**EXERCISE TASK:** Where a line holds the word "JSON", copy that line.

* * *

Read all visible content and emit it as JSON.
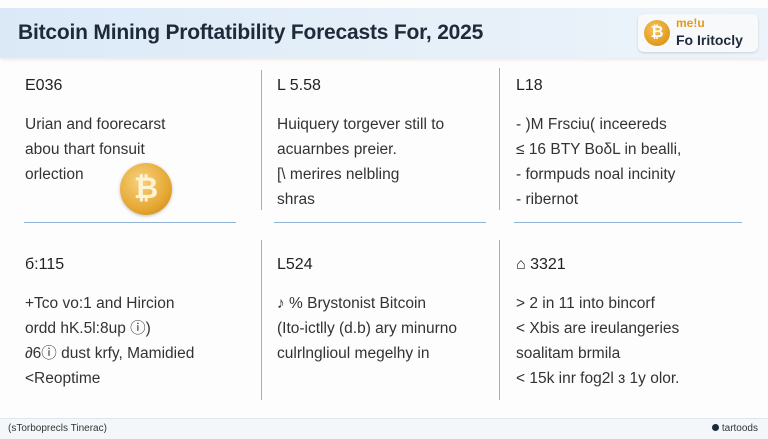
{
  "header": {
    "title": "Bitcoin Mining Proftatibility Forecasts For, 2025",
    "brand_top": "me!u",
    "brand_bottom": "Fo Iritocly",
    "brand_coin_glyph": "₿"
  },
  "cells": [
    {
      "number": "E036",
      "lines": [
        "Urian and foorecarst",
        "abou thart fonsuit",
        "orlection"
      ]
    },
    {
      "number": "L 5.58",
      "lines": [
        "Huiquery torgever still to",
        "acuarnbes preier.",
        "[\\ merires nelbling",
        "shras"
      ]
    },
    {
      "number": "L18",
      "lines": [
        "- )M Frsciu( inceereds",
        "≤ 16 BTY BoδL in bealli,",
        "- formpuds noal incinity",
        "- ribernot"
      ]
    },
    {
      "number": "б:115",
      "lines": [
        "+Tco vo:1 and Hircion",
        "ordd hK.5l:8up ⓘ)",
        "∂6ⓘ dust krfy, Mamidied",
        "<Reoptime"
      ]
    },
    {
      "number": "L524",
      "lines": [
        "♪ % Brystonist Bitcoin",
        "(Ito-ictlly (d.b) ary minurno",
        "culrlnglioul megelhy in"
      ]
    },
    {
      "number": "⌂ 3321",
      "lines": [
        "> 2 in 11 into bincorf",
        "< Xbis are ireulangeries",
        "soalitam brmila",
        "< 15k inr fog2l ɜ 1y olor."
      ]
    }
  ],
  "coin_glyph": "₿",
  "footer": {
    "left": "(sTorboprecls Tinerac)",
    "right": "tartoods"
  }
}
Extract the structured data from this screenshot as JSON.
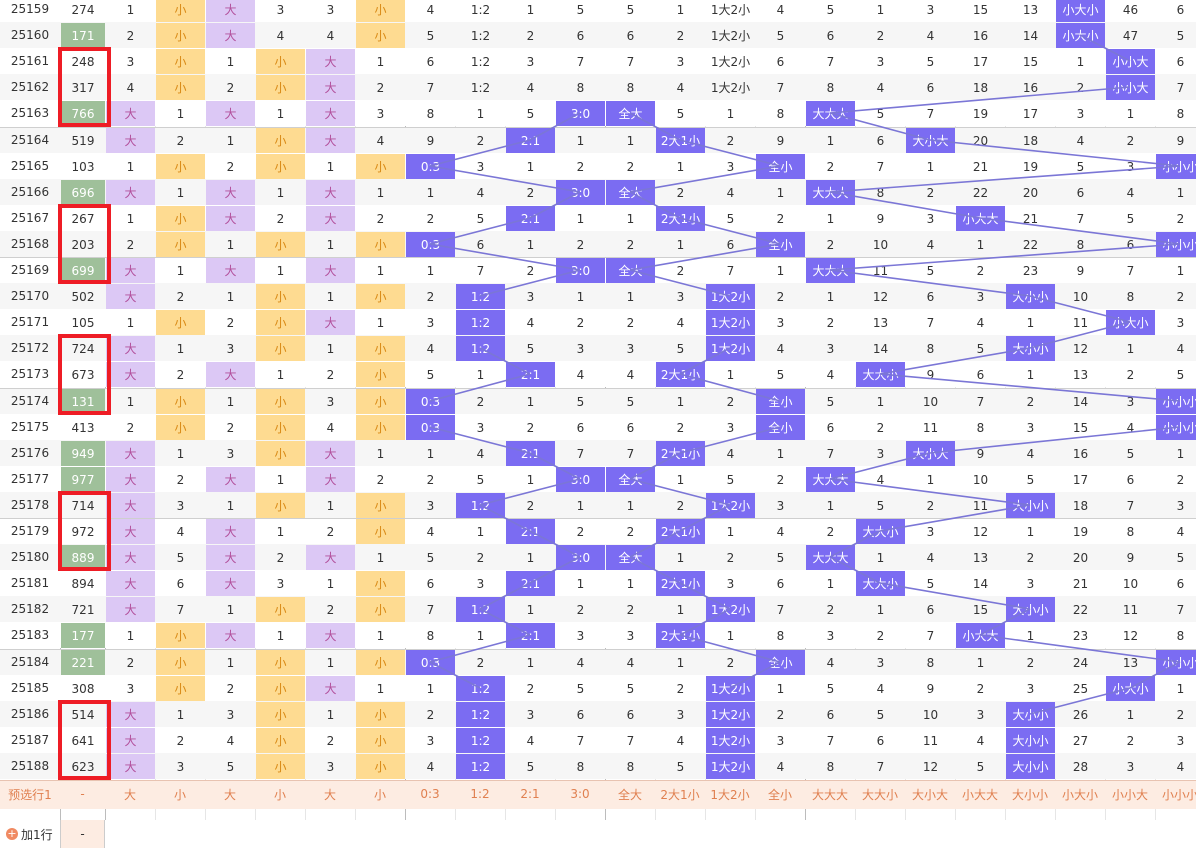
{
  "period_rows": [
    {
      "period": "25159",
      "num": "274",
      "green": false,
      "cells": [
        "1",
        "小",
        "大",
        "3",
        "3",
        "小",
        "4",
        "1:2",
        "1",
        "5",
        "5",
        "1",
        "1大2小",
        "4",
        "5",
        "1",
        "3",
        "15",
        "13",
        "小大小",
        "46",
        "6"
      ],
      "hl": [
        19
      ]
    },
    {
      "period": "25160",
      "num": "171",
      "green": true,
      "cells": [
        "2",
        "小",
        "大",
        "4",
        "4",
        "小",
        "5",
        "1:2",
        "2",
        "6",
        "6",
        "2",
        "1大2小",
        "5",
        "6",
        "2",
        "4",
        "16",
        "14",
        "小大小",
        "47",
        "5"
      ],
      "hl": [
        19
      ]
    },
    {
      "period": "25161",
      "num": "248",
      "green": false,
      "cells": [
        "3",
        "小",
        "1",
        "小",
        "大",
        "1",
        "6",
        "1:2",
        "3",
        "7",
        "7",
        "3",
        "1大2小",
        "6",
        "7",
        "3",
        "5",
        "17",
        "15",
        "1",
        "小小大",
        "6"
      ],
      "hl": [
        20
      ]
    },
    {
      "period": "25162",
      "num": "317",
      "green": false,
      "cells": [
        "4",
        "小",
        "2",
        "小",
        "大",
        "2",
        "7",
        "1:2",
        "4",
        "8",
        "8",
        "4",
        "1大2小",
        "7",
        "8",
        "4",
        "6",
        "18",
        "16",
        "2",
        "小小大",
        "7"
      ],
      "hl": [
        20
      ]
    },
    {
      "period": "25163",
      "num": "766",
      "green": true,
      "cells": [
        "大",
        "1",
        "大",
        "1",
        "大",
        "3",
        "8",
        "1",
        "5",
        "3:0",
        "全大",
        "5",
        "1",
        "8",
        "大大大",
        "5",
        "7",
        "19",
        "17",
        "3",
        "1",
        "8"
      ],
      "hl": [
        9,
        10,
        14
      ]
    },
    {
      "period": "25164",
      "num": "519",
      "green": false,
      "cells": [
        "大",
        "2",
        "1",
        "小",
        "大",
        "4",
        "9",
        "2",
        "2:1",
        "1",
        "1",
        "2大1小",
        "2",
        "9",
        "1",
        "6",
        "大小大",
        "20",
        "18",
        "4",
        "2",
        "9"
      ],
      "hl": [
        8,
        11,
        16
      ]
    },
    {
      "period": "25165",
      "num": "103",
      "green": false,
      "cells": [
        "1",
        "小",
        "2",
        "小",
        "1",
        "小",
        "0:3",
        "3",
        "1",
        "2",
        "2",
        "1",
        "3",
        "全小",
        "2",
        "7",
        "1",
        "21",
        "19",
        "5",
        "3",
        "小小小"
      ],
      "hl": [
        6,
        13,
        21
      ]
    },
    {
      "period": "25166",
      "num": "696",
      "green": true,
      "cells": [
        "大",
        "1",
        "大",
        "1",
        "大",
        "1",
        "1",
        "4",
        "2",
        "3:0",
        "全大",
        "2",
        "4",
        "1",
        "大大大",
        "8",
        "2",
        "22",
        "20",
        "6",
        "4",
        "1"
      ],
      "hl": [
        9,
        10,
        14
      ]
    },
    {
      "period": "25167",
      "num": "267",
      "green": false,
      "cells": [
        "1",
        "小",
        "大",
        "2",
        "大",
        "2",
        "2",
        "5",
        "2:1",
        "1",
        "1",
        "2大1小",
        "5",
        "2",
        "1",
        "9",
        "3",
        "小大大",
        "21",
        "7",
        "5",
        "2"
      ],
      "hl": [
        8,
        11,
        17
      ]
    },
    {
      "period": "25168",
      "num": "203",
      "green": false,
      "cells": [
        "2",
        "小",
        "1",
        "小",
        "1",
        "小",
        "0:3",
        "6",
        "1",
        "2",
        "2",
        "1",
        "6",
        "全小",
        "2",
        "10",
        "4",
        "1",
        "22",
        "8",
        "6",
        "小小小"
      ],
      "hl": [
        6,
        13,
        21
      ]
    },
    {
      "period": "25169",
      "num": "699",
      "green": true,
      "cells": [
        "大",
        "1",
        "大",
        "1",
        "大",
        "1",
        "1",
        "7",
        "2",
        "3:0",
        "全大",
        "2",
        "7",
        "1",
        "大大大",
        "11",
        "5",
        "2",
        "23",
        "9",
        "7",
        "1"
      ],
      "hl": [
        9,
        10,
        14
      ]
    },
    {
      "period": "25170",
      "num": "502",
      "green": false,
      "cells": [
        "大",
        "2",
        "1",
        "小",
        "1",
        "小",
        "2",
        "1:2",
        "3",
        "1",
        "1",
        "3",
        "1大2小",
        "2",
        "1",
        "12",
        "6",
        "3",
        "大小小",
        "10",
        "8",
        "2"
      ],
      "hl": [
        7,
        12,
        18
      ]
    },
    {
      "period": "25171",
      "num": "105",
      "green": false,
      "cells": [
        "1",
        "小",
        "2",
        "小",
        "大",
        "1",
        "3",
        "1:2",
        "4",
        "2",
        "2",
        "4",
        "1大2小",
        "3",
        "2",
        "13",
        "7",
        "4",
        "1",
        "11",
        "小大小",
        "3"
      ],
      "hl": [
        7,
        12,
        20
      ]
    },
    {
      "period": "25172",
      "num": "724",
      "green": false,
      "cells": [
        "大",
        "1",
        "3",
        "小",
        "1",
        "小",
        "4",
        "1:2",
        "5",
        "3",
        "3",
        "5",
        "1大2小",
        "4",
        "3",
        "14",
        "8",
        "5",
        "大小小",
        "12",
        "1",
        "4"
      ],
      "hl": [
        7,
        12,
        18
      ]
    },
    {
      "period": "25173",
      "num": "673",
      "green": false,
      "cells": [
        "大",
        "2",
        "大",
        "1",
        "2",
        "小",
        "5",
        "1",
        "2:1",
        "4",
        "4",
        "2大1小",
        "1",
        "5",
        "4",
        "大大小",
        "9",
        "6",
        "1",
        "13",
        "2",
        "5"
      ],
      "hl": [
        8,
        11,
        15
      ]
    },
    {
      "period": "25174",
      "num": "131",
      "green": true,
      "cells": [
        "1",
        "小",
        "1",
        "小",
        "3",
        "小",
        "0:3",
        "2",
        "1",
        "5",
        "5",
        "1",
        "2",
        "全小",
        "5",
        "1",
        "10",
        "7",
        "2",
        "14",
        "3",
        "小小小"
      ],
      "hl": [
        6,
        13,
        21
      ]
    },
    {
      "period": "25175",
      "num": "413",
      "green": false,
      "cells": [
        "2",
        "小",
        "2",
        "小",
        "4",
        "小",
        "0:3",
        "3",
        "2",
        "6",
        "6",
        "2",
        "3",
        "全小",
        "6",
        "2",
        "11",
        "8",
        "3",
        "15",
        "4",
        "小小小"
      ],
      "hl": [
        6,
        13,
        21
      ]
    },
    {
      "period": "25176",
      "num": "949",
      "green": true,
      "cells": [
        "大",
        "1",
        "3",
        "小",
        "大",
        "1",
        "1",
        "4",
        "2:1",
        "7",
        "7",
        "2大1小",
        "4",
        "1",
        "7",
        "3",
        "大小大",
        "9",
        "4",
        "16",
        "5",
        "1"
      ],
      "hl": [
        8,
        11,
        16
      ]
    },
    {
      "period": "25177",
      "num": "977",
      "green": true,
      "cells": [
        "大",
        "2",
        "大",
        "1",
        "大",
        "2",
        "2",
        "5",
        "1",
        "3:0",
        "全大",
        "1",
        "5",
        "2",
        "大大大",
        "4",
        "1",
        "10",
        "5",
        "17",
        "6",
        "2"
      ],
      "hl": [
        9,
        10,
        14
      ]
    },
    {
      "period": "25178",
      "num": "714",
      "green": false,
      "cells": [
        "大",
        "3",
        "1",
        "小",
        "1",
        "小",
        "3",
        "1:2",
        "2",
        "1",
        "1",
        "2",
        "1大2小",
        "3",
        "1",
        "5",
        "2",
        "11",
        "大小小",
        "18",
        "7",
        "3"
      ],
      "hl": [
        7,
        12,
        18
      ]
    },
    {
      "period": "25179",
      "num": "972",
      "green": false,
      "cells": [
        "大",
        "4",
        "大",
        "1",
        "2",
        "小",
        "4",
        "1",
        "2:1",
        "2",
        "2",
        "2大1小",
        "1",
        "4",
        "2",
        "大大小",
        "3",
        "12",
        "1",
        "19",
        "8",
        "4"
      ],
      "hl": [
        8,
        11,
        15
      ]
    },
    {
      "period": "25180",
      "num": "889",
      "green": true,
      "cells": [
        "大",
        "5",
        "大",
        "2",
        "大",
        "1",
        "5",
        "2",
        "1",
        "3:0",
        "全大",
        "1",
        "2",
        "5",
        "大大大",
        "1",
        "4",
        "13",
        "2",
        "20",
        "9",
        "5"
      ],
      "hl": [
        9,
        10,
        14
      ]
    },
    {
      "period": "25181",
      "num": "894",
      "green": false,
      "cells": [
        "大",
        "6",
        "大",
        "3",
        "1",
        "小",
        "6",
        "3",
        "2:1",
        "1",
        "1",
        "2大1小",
        "3",
        "6",
        "1",
        "大大小",
        "5",
        "14",
        "3",
        "21",
        "10",
        "6"
      ],
      "hl": [
        8,
        11,
        15
      ]
    },
    {
      "period": "25182",
      "num": "721",
      "green": false,
      "cells": [
        "大",
        "7",
        "1",
        "小",
        "2",
        "小",
        "7",
        "1:2",
        "1",
        "2",
        "2",
        "1",
        "1大2小",
        "7",
        "2",
        "1",
        "6",
        "15",
        "大小小",
        "22",
        "11",
        "7"
      ],
      "hl": [
        7,
        12,
        18
      ]
    },
    {
      "period": "25183",
      "num": "177",
      "green": true,
      "cells": [
        "1",
        "小",
        "大",
        "1",
        "大",
        "1",
        "8",
        "1",
        "2:1",
        "3",
        "3",
        "2大1小",
        "1",
        "8",
        "3",
        "2",
        "7",
        "小大大",
        "1",
        "23",
        "12",
        "8"
      ],
      "hl": [
        8,
        11,
        17
      ]
    },
    {
      "period": "25184",
      "num": "221",
      "green": true,
      "cells": [
        "2",
        "小",
        "1",
        "小",
        "1",
        "小",
        "0:3",
        "2",
        "1",
        "4",
        "4",
        "1",
        "2",
        "全小",
        "4",
        "3",
        "8",
        "1",
        "2",
        "24",
        "13",
        "小小小"
      ],
      "hl": [
        6,
        13,
        21
      ]
    },
    {
      "period": "25185",
      "num": "308",
      "green": false,
      "cells": [
        "3",
        "小",
        "2",
        "小",
        "大",
        "1",
        "1",
        "1:2",
        "2",
        "5",
        "5",
        "2",
        "1大2小",
        "1",
        "5",
        "4",
        "9",
        "2",
        "3",
        "25",
        "小大小",
        "1"
      ],
      "hl": [
        7,
        12,
        20
      ]
    },
    {
      "period": "25186",
      "num": "514",
      "green": false,
      "cells": [
        "大",
        "1",
        "3",
        "小",
        "1",
        "小",
        "2",
        "1:2",
        "3",
        "6",
        "6",
        "3",
        "1大2小",
        "2",
        "6",
        "5",
        "10",
        "3",
        "大小小",
        "26",
        "1",
        "2"
      ],
      "hl": [
        7,
        12,
        18
      ]
    },
    {
      "period": "25187",
      "num": "641",
      "green": false,
      "cells": [
        "大",
        "2",
        "4",
        "小",
        "2",
        "小",
        "3",
        "1:2",
        "4",
        "7",
        "7",
        "4",
        "1大2小",
        "3",
        "7",
        "6",
        "11",
        "4",
        "大小小",
        "27",
        "2",
        "3"
      ],
      "hl": [
        7,
        12,
        18
      ]
    },
    {
      "period": "25188",
      "num": "623",
      "green": false,
      "cells": [
        "大",
        "3",
        "5",
        "小",
        "3",
        "小",
        "4",
        "1:2",
        "5",
        "8",
        "8",
        "5",
        "1大2小",
        "4",
        "8",
        "7",
        "12",
        "5",
        "大小小",
        "28",
        "3",
        "4"
      ],
      "hl": [
        7,
        12,
        18
      ]
    }
  ],
  "footer": {
    "label": "预选行1",
    "dash": "-",
    "cells": [
      "大",
      "小",
      "大",
      "小",
      "大",
      "小",
      "0:3",
      "1:2",
      "2:1",
      "3:0",
      "全大",
      "2大1小",
      "1大2小",
      "全小",
      "大大大",
      "大大小",
      "大小大",
      "小大大",
      "大小小",
      "小大小",
      "小小大",
      "小小小"
    ]
  },
  "add_row": {
    "label": "加1行",
    "dash": "-"
  },
  "colors": {
    "purple": "#7b6cf2",
    "lavender": "#dcc8f5",
    "yellow": "#fedb91",
    "green": "#9fc09a",
    "line": "#7b76d6",
    "red_box": "#ee1c25",
    "footer_bg": "#fdece2",
    "footer_text": "#e08050"
  }
}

* * *

**THE RESULT:**
Read all visible content and emit it as JSON.
Extract the structured data from this screenshot as JSON.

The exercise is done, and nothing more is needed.